任务要求:
将下方所有行输出为 Markdown 表格，两列分别为"序号"和"内容"，空行不计入。

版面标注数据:
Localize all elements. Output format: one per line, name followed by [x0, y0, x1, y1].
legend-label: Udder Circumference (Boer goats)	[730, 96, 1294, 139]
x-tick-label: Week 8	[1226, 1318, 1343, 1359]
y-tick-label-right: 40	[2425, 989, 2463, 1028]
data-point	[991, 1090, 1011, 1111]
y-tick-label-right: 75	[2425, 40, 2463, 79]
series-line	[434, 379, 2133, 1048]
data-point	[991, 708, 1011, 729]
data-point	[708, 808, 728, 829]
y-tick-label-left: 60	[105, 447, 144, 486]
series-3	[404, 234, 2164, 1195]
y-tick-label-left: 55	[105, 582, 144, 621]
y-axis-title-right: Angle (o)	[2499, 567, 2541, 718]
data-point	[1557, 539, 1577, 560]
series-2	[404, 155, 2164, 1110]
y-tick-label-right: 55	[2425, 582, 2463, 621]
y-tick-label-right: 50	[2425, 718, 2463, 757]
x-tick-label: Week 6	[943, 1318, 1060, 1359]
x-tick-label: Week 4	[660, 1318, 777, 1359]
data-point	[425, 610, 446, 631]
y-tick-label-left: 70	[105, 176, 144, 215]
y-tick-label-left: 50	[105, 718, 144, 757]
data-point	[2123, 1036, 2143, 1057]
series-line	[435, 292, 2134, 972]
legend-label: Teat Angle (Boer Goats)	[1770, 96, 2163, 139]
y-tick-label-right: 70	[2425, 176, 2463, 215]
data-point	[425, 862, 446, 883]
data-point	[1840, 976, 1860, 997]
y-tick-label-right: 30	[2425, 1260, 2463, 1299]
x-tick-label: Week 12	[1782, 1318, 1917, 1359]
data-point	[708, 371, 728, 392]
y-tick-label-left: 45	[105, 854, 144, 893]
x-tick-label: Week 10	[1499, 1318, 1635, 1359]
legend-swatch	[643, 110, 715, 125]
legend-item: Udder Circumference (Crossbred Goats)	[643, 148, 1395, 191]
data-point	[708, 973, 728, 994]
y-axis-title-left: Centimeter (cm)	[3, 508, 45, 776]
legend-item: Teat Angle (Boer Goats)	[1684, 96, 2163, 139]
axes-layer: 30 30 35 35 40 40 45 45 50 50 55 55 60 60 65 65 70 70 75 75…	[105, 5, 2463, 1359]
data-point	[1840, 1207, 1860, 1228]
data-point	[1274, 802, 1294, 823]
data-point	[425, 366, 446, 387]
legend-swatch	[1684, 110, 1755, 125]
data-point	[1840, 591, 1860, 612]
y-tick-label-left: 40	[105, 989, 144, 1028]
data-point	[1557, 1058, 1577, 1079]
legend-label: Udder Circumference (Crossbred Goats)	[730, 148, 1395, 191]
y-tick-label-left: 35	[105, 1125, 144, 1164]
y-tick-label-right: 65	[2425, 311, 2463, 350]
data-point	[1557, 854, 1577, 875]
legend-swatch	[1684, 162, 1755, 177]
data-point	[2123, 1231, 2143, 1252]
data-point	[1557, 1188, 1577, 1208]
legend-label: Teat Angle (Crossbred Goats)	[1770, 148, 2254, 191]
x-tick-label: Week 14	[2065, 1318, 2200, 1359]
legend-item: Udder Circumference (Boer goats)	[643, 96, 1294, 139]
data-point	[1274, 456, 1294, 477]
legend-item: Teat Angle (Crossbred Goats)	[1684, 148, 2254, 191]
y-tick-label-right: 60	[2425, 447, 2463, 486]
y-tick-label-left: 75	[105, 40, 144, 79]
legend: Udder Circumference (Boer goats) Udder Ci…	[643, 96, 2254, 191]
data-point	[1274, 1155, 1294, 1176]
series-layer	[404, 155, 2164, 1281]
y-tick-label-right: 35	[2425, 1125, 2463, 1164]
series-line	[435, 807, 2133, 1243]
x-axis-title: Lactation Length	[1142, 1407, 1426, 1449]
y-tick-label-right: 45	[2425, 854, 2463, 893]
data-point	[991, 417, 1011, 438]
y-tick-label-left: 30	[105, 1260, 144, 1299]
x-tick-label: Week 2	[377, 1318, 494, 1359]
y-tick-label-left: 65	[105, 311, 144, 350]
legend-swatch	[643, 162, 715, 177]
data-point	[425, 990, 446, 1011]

参考解答:
| 序号 | 内容 |
|---|---|
| 1 | Localize all elements. Output format: one per line, name followed by [x0, y0, x1, y1]. |
| 2 | legend-label: Udder Circumference (Boer goats)	[730, 96, 1294, 139] |
| 3 | x-tick-label: Week 8	[1226, 1318, 1343, 1359] |
| 4 | y-tick-label-right: 40	[2425, 989, 2463, 1028] |
| 5 | data-point	[991, 1090, 1011, 1111] |
| 6 | y-tick-label-right: 75	[2425, 40, 2463, 79] |
| 7 | series-line	[434, 379, 2133, 1048] |
| 8 | data-point	[991, 708, 1011, 729] |
| 9 | data-point	[708, 808, 728, 829] |
| 10 | y-tick-label-left: 60	[105, 447, 144, 486] |
| 11 | series-3	[404, 234, 2164, 1195] |
| 12 | y-tick-label-left: 55	[105, 582, 144, 621] |
| 13 | y-axis-title-right: Angle (o)	[2499, 567, 2541, 718] |
| 14 | data-point	[1557, 539, 1577, 560] |
| 15 | series-2	[404, 155, 2164, 1110] |
| 16 | y-tick-label-right: 55	[2425, 582, 2463, 621] |
| 17 | y-tick-label-right: 50	[2425, 718, 2463, 757] |
| 18 | x-tick-label: Week 6	[943, 1318, 1060, 1359] |
| 19 | x-tick-label: Week 4	[660, 1318, 777, 1359] |
| 20 | data-point	[425, 610, 446, 631] |
| 21 | y-tick-label-left: 70	[105, 176, 144, 215] |
| 22 | y-tick-label-left: 50	[105, 718, 144, 757] |
| 23 | data-point	[2123, 1036, 2143, 1057] |
| 24 | series-line	[435, 292, 2134, 972] |
| 25 | legend-label: Teat Angle (Boer Goats)	[1770, 96, 2163, 139] |
| 26 | y-tick-label-right: 70	[2425, 176, 2463, 215] |
| 27 | data-point	[425, 862, 446, 883] |
| 28 | data-point	[1840, 976, 1860, 997] |
| 29 | y-tick-label-right: 30	[2425, 1260, 2463, 1299] |
| 30 | x-tick-label: Week 12	[1782, 1318, 1917, 1359] |
| 31 | data-point	[708, 371, 728, 392] |
| 32 | y-tick-label-left: 45	[105, 854, 144, 893] |
| 33 | x-tick-label: Week 10	[1499, 1318, 1635, 1359] |
| 34 | legend-swatch	[643, 110, 715, 125] |
| 35 | legend-item: Udder Circumference (Crossbred Goats)	[643, 148, 1395, 191] |
| 36 | data-point	[708, 973, 728, 994] |
| 37 | y-axis-title-left: Centimeter (cm)	[3, 508, 45, 776] |
| 38 | legend-item: Teat Angle (Boer Goats)	[1684, 96, 2163, 139] |
| 39 | axes-layer: 30 30 35 35 40 40 45 45 50 50 55 55 60 60 65 65 70 70 75 75…	[105, 5, 2463, 1359] |
| 40 | data-point	[1840, 1207, 1860, 1228] |
| 41 | data-point	[1274, 802, 1294, 823] |
| 42 | data-point	[425, 366, 446, 387] |
| 43 | legend-swatch	[1684, 110, 1755, 125] |
| 44 | data-point	[1840, 591, 1860, 612] |
| 45 | y-tick-label-left: 40	[105, 989, 144, 1028] |
| 46 | data-point	[1557, 1058, 1577, 1079] |
| 47 | legend-label: Udder Circumference (Crossbred Goats)	[730, 148, 1395, 191] |
| 48 | y-tick-label-left: 35	[105, 1125, 144, 1164] |
| 49 | y-tick-label-right: 65	[2425, 311, 2463, 350] |
| 50 | data-point	[1557, 854, 1577, 875] |
| 51 | legend-swatch	[1684, 162, 1755, 177] |
| 52 | data-point	[2123, 1231, 2143, 1252] |
| 53 | data-point	[1557, 1188, 1577, 1208] |
| 54 | legend-label: Teat Angle (Crossbred Goats)	[1770, 148, 2254, 191] |
| 55 | x-tick-label: Week 14	[2065, 1318, 2200, 1359] |
| 56 | legend-item: Udder Circumference (Boer goats)	[643, 96, 1294, 139] |
| 57 | data-point	[1274, 456, 1294, 477] |
| 58 | legend-item: Teat Angle (Crossbred Goats)	[1684, 148, 2254, 191] |
| 59 | y-tick-label-right: 60	[2425, 447, 2463, 486] |
| 60 | y-tick-label-left: 75	[105, 40, 144, 79] |
| 61 | legend: Udder Circumference (Boer goats) Udder Ci…	[643, 96, 2254, 191] |
| 62 | data-point	[1274, 1155, 1294, 1176] |
| 63 | series-layer	[404, 155, 2164, 1281] |
| 64 | y-tick-label-right: 35	[2425, 1125, 2463, 1164] |
| 65 | series-line	[435, 807, 2133, 1243] |
| 66 | x-axis-title: Lactation Length	[1142, 1407, 1426, 1449] |
| 67 | y-tick-label-right: 45	[2425, 854, 2463, 893] |
| 68 | data-point	[991, 417, 1011, 438] |
| 69 | y-tick-label-left: 30	[105, 1260, 144, 1299] |
| 70 | x-tick-label: Week 2	[377, 1318, 494, 1359] |
| 71 | y-tick-label-left: 65	[105, 311, 144, 350] |
| 72 | legend-swatch	[643, 162, 715, 177] |
| 73 | data-point	[425, 990, 446, 1011] |